*GIVEN TEXT*
━━━━━━━━━━━━━━━━━━━━━━━━━━━━━━
If we encounter product recalls or other product quality issues, our business may suffer. Product quality issues, real or imagined, or allegations of product contamination, even when false or unfounded, could tarnish our image and could cause consumers to choose other products. In addition, because of changing government regulations or implementation thereof, or allegations of product contamination, we may be required from time to time to recall products entirely or from specific markets. Product recalls could affect our profitability and could negatively affect our brand image.

 

Our business is subject to many regulations and non-compliance is costly. The production, marketing and sale of our beverages, including contents, labels, caps and containers, are subject to the rules and regulations of various federal, state and local health agencies. If a regulatory authority finds that a current or future product or production batch or “run” is not in compliance with any of these regulations, we may be fined or have our production stopped, which would adversely affect our financial condition and results of operations. Similarly, any adverse publicity associated with any non-compliance may damage our reputation and our ability to market successfully our products. Furthermore, the rules and regulations are subject to change from time to time and while we will closely monitor developments in this area, we cannot anticipate whether changes in these rules and regulations will impact our business adversely. Additional or revised regulatory requirements, whether labeling, environmental, tax or otherwise, could have a material adverse effect on our financial condition and results of operations.
━━━━━━━━━━━━━━━━━━━━━━━━━━━━━━
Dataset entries
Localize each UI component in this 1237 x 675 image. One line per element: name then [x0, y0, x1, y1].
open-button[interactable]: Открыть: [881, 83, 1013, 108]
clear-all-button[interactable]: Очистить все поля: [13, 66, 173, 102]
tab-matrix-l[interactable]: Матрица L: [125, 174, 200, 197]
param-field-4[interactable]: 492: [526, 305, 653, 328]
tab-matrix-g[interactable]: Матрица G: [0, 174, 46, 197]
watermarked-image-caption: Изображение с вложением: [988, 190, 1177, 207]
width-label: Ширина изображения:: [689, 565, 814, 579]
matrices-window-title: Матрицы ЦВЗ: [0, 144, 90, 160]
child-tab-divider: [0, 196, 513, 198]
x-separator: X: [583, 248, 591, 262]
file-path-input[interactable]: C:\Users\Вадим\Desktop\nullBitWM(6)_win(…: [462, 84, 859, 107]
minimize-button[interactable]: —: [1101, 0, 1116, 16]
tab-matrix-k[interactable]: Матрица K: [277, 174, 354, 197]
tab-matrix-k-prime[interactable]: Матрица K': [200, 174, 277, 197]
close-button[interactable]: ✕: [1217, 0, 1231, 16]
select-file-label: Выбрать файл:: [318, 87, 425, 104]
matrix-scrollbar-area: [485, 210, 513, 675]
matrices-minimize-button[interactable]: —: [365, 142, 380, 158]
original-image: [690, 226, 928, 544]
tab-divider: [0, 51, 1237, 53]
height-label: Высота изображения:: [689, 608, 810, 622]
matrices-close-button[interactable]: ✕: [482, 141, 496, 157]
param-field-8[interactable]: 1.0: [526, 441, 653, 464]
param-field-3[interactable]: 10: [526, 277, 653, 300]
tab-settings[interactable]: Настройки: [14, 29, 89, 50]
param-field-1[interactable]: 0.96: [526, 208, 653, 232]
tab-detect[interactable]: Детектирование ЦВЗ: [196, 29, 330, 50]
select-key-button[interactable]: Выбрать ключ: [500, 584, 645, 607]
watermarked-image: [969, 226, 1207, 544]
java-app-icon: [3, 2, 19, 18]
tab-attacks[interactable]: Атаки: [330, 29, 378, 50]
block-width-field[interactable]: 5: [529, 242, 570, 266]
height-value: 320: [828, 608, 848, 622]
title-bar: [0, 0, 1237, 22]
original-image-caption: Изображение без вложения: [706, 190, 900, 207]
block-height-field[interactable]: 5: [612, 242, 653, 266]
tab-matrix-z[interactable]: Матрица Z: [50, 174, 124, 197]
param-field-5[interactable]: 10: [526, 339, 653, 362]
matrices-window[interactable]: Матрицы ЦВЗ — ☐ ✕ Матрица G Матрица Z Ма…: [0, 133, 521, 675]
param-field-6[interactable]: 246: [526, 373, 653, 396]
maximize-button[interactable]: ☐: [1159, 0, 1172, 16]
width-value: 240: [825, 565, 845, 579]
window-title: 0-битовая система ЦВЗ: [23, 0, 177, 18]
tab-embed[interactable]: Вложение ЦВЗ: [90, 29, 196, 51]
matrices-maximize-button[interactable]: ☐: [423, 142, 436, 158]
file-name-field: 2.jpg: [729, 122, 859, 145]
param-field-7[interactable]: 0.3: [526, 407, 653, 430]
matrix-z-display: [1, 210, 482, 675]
━━━━━━━━━━━━━━━━━━━━━━━━━━━━━━
*WORK INSTRUCTIONS*
• A. Can you reproduce, word for word, the section of the text on recalls and regulations that begins at the words "If we encounter" and stops after the words "our brand image."?
• B. Do the following statements agree with the text on recalls and regulations? Answer yes or no for each and quote the deciding words.
(i) Product recalls could hurt the brand image.
(ii) The company can anticipate whether changes in the rules and regulations will harm its business.
(iii) Only true allegations of product contamination could damage the company's image.

*ANSWER SECTION*
• A.
If we encounter product recalls or other product quality issues, our business may suffer. Product quality issues, real or imagined, or allegations of product contamination, even when false or unfounded, could tarnish our image and could cause consumers to choose other products. In addition, because of changing government regulations or implementation thereof, or allegations of product contamination, we may be required from time to time to recall products entirely or from specific markets. Product recalls could affect our profitability and could negatively affect our brand image.

• B.
(i) Yes: "Product recalls could affect our profitability and could negatively affect our brand image."
(ii) No: "we cannot anticipate whether changes in these rules and regulations will impact our business adversely."
(iii) No: "allegations of product contamination, even when false or unfounded, could tarnish our image"